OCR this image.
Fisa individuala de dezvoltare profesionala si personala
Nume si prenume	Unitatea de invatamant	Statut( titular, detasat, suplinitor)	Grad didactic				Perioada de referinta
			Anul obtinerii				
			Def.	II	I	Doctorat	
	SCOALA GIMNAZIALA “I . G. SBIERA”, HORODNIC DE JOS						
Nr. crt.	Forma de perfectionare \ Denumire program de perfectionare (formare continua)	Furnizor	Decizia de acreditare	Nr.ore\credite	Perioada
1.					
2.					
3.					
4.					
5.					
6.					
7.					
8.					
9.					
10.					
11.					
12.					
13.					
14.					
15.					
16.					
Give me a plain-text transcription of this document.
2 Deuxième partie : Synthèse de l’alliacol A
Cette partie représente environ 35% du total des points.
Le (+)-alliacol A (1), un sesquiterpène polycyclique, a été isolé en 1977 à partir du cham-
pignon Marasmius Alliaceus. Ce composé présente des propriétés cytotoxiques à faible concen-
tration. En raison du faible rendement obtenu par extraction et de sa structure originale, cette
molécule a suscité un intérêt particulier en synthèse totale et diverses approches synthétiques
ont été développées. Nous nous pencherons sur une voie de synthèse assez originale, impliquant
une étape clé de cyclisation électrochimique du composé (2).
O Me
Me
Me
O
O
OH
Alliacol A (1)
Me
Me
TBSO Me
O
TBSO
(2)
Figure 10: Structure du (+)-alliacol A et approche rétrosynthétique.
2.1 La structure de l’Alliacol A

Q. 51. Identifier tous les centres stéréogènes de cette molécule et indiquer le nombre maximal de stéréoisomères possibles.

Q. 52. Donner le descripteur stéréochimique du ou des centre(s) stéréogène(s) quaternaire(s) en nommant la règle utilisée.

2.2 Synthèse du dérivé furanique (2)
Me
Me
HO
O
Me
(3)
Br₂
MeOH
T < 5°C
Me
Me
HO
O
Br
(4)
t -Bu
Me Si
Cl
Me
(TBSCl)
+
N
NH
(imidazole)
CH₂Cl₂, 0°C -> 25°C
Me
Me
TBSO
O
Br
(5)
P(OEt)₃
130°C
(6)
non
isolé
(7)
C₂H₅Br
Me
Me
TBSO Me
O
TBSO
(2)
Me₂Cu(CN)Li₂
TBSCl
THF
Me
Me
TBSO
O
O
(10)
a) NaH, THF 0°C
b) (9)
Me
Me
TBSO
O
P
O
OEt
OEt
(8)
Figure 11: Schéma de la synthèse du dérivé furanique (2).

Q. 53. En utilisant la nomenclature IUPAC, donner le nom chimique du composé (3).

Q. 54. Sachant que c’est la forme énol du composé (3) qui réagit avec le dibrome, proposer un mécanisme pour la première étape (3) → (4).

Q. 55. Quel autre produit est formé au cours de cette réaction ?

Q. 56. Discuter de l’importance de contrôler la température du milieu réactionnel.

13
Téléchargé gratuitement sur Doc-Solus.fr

+++++

> **The problem**
Copy out the lines in which the string "Figure" appears.

> **The completed task**
Figure 10: Structure du (+)-alliacol A et approche rétrosynthétique.
Figure 11: Schéma de la synthèse du dérivé furanique (2).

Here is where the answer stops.